| Work instructions |
Can you transcribe every line exactly and leave the pictures behind?
— START Input —
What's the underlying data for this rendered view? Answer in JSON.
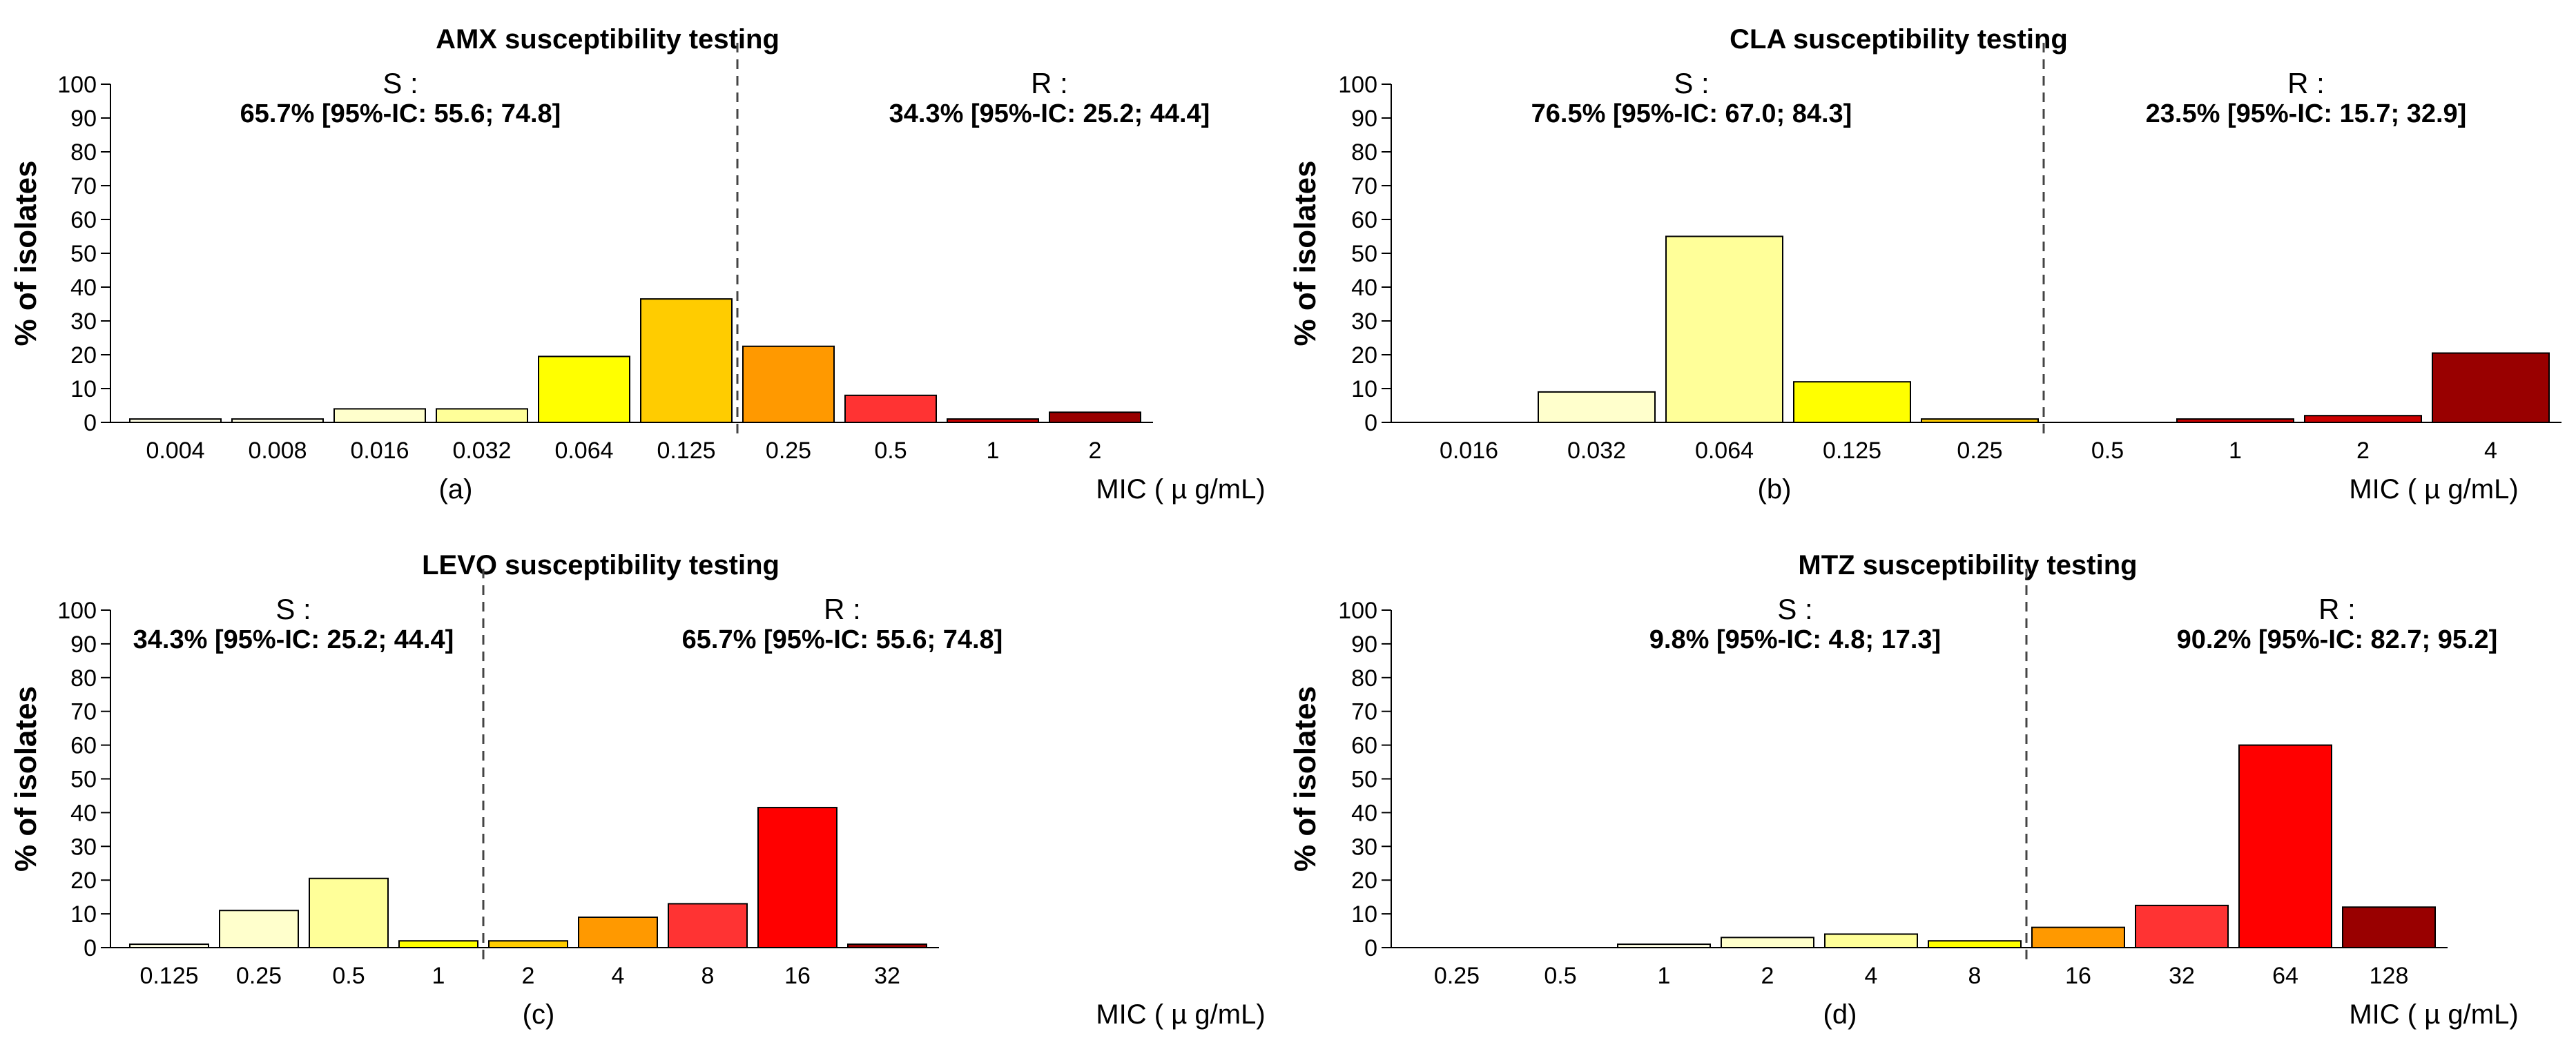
{
  "chart_data": [
    {
      "type": "bar",
      "panel": "(a)",
      "title": "AMX susceptibility testing",
      "ylabel": "% of isolates",
      "xlabel": "MIC ( µ g/mL)",
      "ylim": [
        0,
        100
      ],
      "yticks": [
        "0",
        "10",
        "20",
        "30",
        "40",
        "50",
        "60",
        "70",
        "80",
        "90",
        "100"
      ],
      "categories": [
        "0.004",
        "0.008",
        "0.016",
        "0.032",
        "0.064",
        "0.125",
        "0.25",
        "0.5",
        "1",
        "2"
      ],
      "values": [
        1,
        1,
        4,
        4,
        19.5,
        36.5,
        22.5,
        8,
        1,
        3
      ],
      "colors": [
        "#ffffe6",
        "#ffffe6",
        "#ffffcc",
        "#ffff99",
        "#ffff00",
        "#ffcc00",
        "#ff9900",
        "#ff3333",
        "#cc0000",
        "#990000"
      ],
      "cutoff_after_index": 5,
      "s_label": "S :",
      "s_stat": "65.7% [95%-IC: 55.6; 74.8]",
      "r_label": "R :",
      "r_stat": "34.3% [95%-IC: 25.2; 44.4]"
    },
    {
      "type": "bar",
      "panel": "(b)",
      "title": "CLA susceptibility testing",
      "ylabel": "% of isolates",
      "xlabel": "MIC ( µ g/mL)",
      "ylim": [
        0,
        100
      ],
      "yticks": [
        "0",
        "10",
        "20",
        "30",
        "40",
        "50",
        "60",
        "70",
        "80",
        "90",
        "100"
      ],
      "categories": [
        "0.016",
        "0.032",
        "0.064",
        "0.125",
        "0.25",
        "0.5",
        "1",
        "2",
        "4"
      ],
      "values": [
        0,
        9,
        55,
        12,
        1,
        0,
        1,
        2,
        20.5
      ],
      "colors": [
        "#ffffe6",
        "#ffffcc",
        "#ffff99",
        "#ffff00",
        "#ffcc00",
        "#ff3333",
        "#cc0000",
        "#cc0000",
        "#990000"
      ],
      "cutoff_after_index": 4,
      "s_label": "S :",
      "s_stat": "76.5% [95%-IC: 67.0; 84.3]",
      "r_label": "R :",
      "r_stat": "23.5% [95%-IC: 15.7; 32.9]"
    },
    {
      "type": "bar",
      "panel": "(c)",
      "title": "LEVO susceptibility testing",
      "ylabel": "% of isolates",
      "xlabel": "MIC ( µ g/mL)",
      "ylim": [
        0,
        100
      ],
      "yticks": [
        "0",
        "10",
        "20",
        "30",
        "40",
        "50",
        "60",
        "70",
        "80",
        "90",
        "100"
      ],
      "categories": [
        "0.125",
        "0.25",
        "0.5",
        "1",
        "2",
        "4",
        "8",
        "16",
        "32"
      ],
      "values": [
        1,
        11,
        20.5,
        2,
        2,
        9,
        13,
        41.5,
        1
      ],
      "colors": [
        "#ffffe6",
        "#ffffcc",
        "#ffff99",
        "#ffff00",
        "#ffcc00",
        "#ff9900",
        "#ff3333",
        "#ff0000",
        "#990000"
      ],
      "cutoff_after_index": 3,
      "s_label": "S :",
      "s_stat": "34.3% [95%-IC: 25.2; 44.4]",
      "r_label": "R :",
      "r_stat": "65.7% [95%-IC: 55.6; 74.8]"
    },
    {
      "type": "bar",
      "panel": "(d)",
      "title": "MTZ susceptibility testing",
      "ylabel": "% of isolates",
      "xlabel": "MIC ( µ g/mL)",
      "ylim": [
        0,
        100
      ],
      "yticks": [
        "0",
        "10",
        "20",
        "30",
        "40",
        "50",
        "60",
        "70",
        "80",
        "90",
        "100"
      ],
      "categories": [
        "0.25",
        "0.5",
        "1",
        "2",
        "4",
        "8",
        "16",
        "32",
        "64",
        "128"
      ],
      "values": [
        0,
        0,
        1,
        3,
        4,
        2,
        6,
        12.5,
        60,
        12
      ],
      "colors": [
        "#ffffe6",
        "#ffffe6",
        "#ffffe6",
        "#ffffcc",
        "#ffff99",
        "#ffff00",
        "#ff9900",
        "#ff3333",
        "#ff0000",
        "#990000"
      ],
      "cutoff_after_index": 5,
      "s_label": "S :",
      "s_stat": "9.8% [95%-IC: 4.8; 17.3]",
      "r_label": "R :",
      "r_stat": "90.2% [95%-IC: 82.7; 95.2]"
    }
  ]
}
— END Input —
| Exercise answer |
What's the underlying data for this rendered view? Answer in JSON.
{
  "chart_data": [
    {
      "type": "bar",
      "panel": "(a)",
      "title": "AMX susceptibility testing",
      "ylabel": "% of isolates",
      "xlabel": "MIC ( µ g/mL)",
      "ylim": [
        0,
        100
      ],
      "yticks": [
        "0",
        "10",
        "20",
        "30",
        "40",
        "50",
        "60",
        "70",
        "80",
        "90",
        "100"
      ],
      "categories": [
        "0.004",
        "0.008",
        "0.016",
        "0.032",
        "0.064",
        "0.125",
        "0.25",
        "0.5",
        "1",
        "2"
      ],
      "values": [
        1,
        1,
        4,
        4,
        19.5,
        36.5,
        22.5,
        8,
        1,
        3
      ],
      "colors": [
        "#ffffe6",
        "#ffffe6",
        "#ffffcc",
        "#ffff99",
        "#ffff00",
        "#ffcc00",
        "#ff9900",
        "#ff3333",
        "#cc0000",
        "#990000"
      ],
      "cutoff_after_index": 5,
      "s_label": "S :",
      "s_stat": "65.7% [95%-IC: 55.6; 74.8]",
      "r_label": "R :",
      "r_stat": "34.3% [95%-IC: 25.2; 44.4]"
    },
    {
      "type": "bar",
      "panel": "(b)",
      "title": "CLA susceptibility testing",
      "ylabel": "% of isolates",
      "xlabel": "MIC ( µ g/mL)",
      "ylim": [
        0,
        100
      ],
      "yticks": [
        "0",
        "10",
        "20",
        "30",
        "40",
        "50",
        "60",
        "70",
        "80",
        "90",
        "100"
      ],
      "categories": [
        "0.016",
        "0.032",
        "0.064",
        "0.125",
        "0.25",
        "0.5",
        "1",
        "2",
        "4"
      ],
      "values": [
        0,
        9,
        55,
        12,
        1,
        0,
        1,
        2,
        20.5
      ],
      "colors": [
        "#ffffe6",
        "#ffffcc",
        "#ffff99",
        "#ffff00",
        "#ffcc00",
        "#ff3333",
        "#cc0000",
        "#cc0000",
        "#990000"
      ],
      "cutoff_after_index": 4,
      "s_label": "S :",
      "s_stat": "76.5% [95%-IC: 67.0; 84.3]",
      "r_label": "R :",
      "r_stat": "23.5% [95%-IC: 15.7; 32.9]"
    },
    {
      "type": "bar",
      "panel": "(c)",
      "title": "LEVO susceptibility testing",
      "ylabel": "% of isolates",
      "xlabel": "MIC ( µ g/mL)",
      "ylim": [
        0,
        100
      ],
      "yticks": [
        "0",
        "10",
        "20",
        "30",
        "40",
        "50",
        "60",
        "70",
        "80",
        "90",
        "100"
      ],
      "categories": [
        "0.125",
        "0.25",
        "0.5",
        "1",
        "2",
        "4",
        "8",
        "16",
        "32"
      ],
      "values": [
        1,
        11,
        20.5,
        2,
        2,
        9,
        13,
        41.5,
        1
      ],
      "colors": [
        "#ffffe6",
        "#ffffcc",
        "#ffff99",
        "#ffff00",
        "#ffcc00",
        "#ff9900",
        "#ff3333",
        "#ff0000",
        "#990000"
      ],
      "cutoff_after_index": 3,
      "s_label": "S :",
      "s_stat": "34.3% [95%-IC: 25.2; 44.4]",
      "r_label": "R :",
      "r_stat": "65.7% [95%-IC: 55.6; 74.8]"
    },
    {
      "type": "bar",
      "panel": "(d)",
      "title": "MTZ susceptibility testing",
      "ylabel": "% of isolates",
      "xlabel": "MIC ( µ g/mL)",
      "ylim": [
        0,
        100
      ],
      "yticks": [
        "0",
        "10",
        "20",
        "30",
        "40",
        "50",
        "60",
        "70",
        "80",
        "90",
        "100"
      ],
      "categories": [
        "0.25",
        "0.5",
        "1",
        "2",
        "4",
        "8",
        "16",
        "32",
        "64",
        "128"
      ],
      "values": [
        0,
        0,
        1,
        3,
        4,
        2,
        6,
        12.5,
        60,
        12
      ],
      "colors": [
        "#ffffe6",
        "#ffffe6",
        "#ffffe6",
        "#ffffcc",
        "#ffff99",
        "#ffff00",
        "#ff9900",
        "#ff3333",
        "#ff0000",
        "#990000"
      ],
      "cutoff_after_index": 5,
      "s_label": "S :",
      "s_stat": "9.8% [95%-IC: 4.8; 17.3]",
      "r_label": "R :",
      "r_stat": "90.2% [95%-IC: 82.7; 95.2]"
    }
  ]
}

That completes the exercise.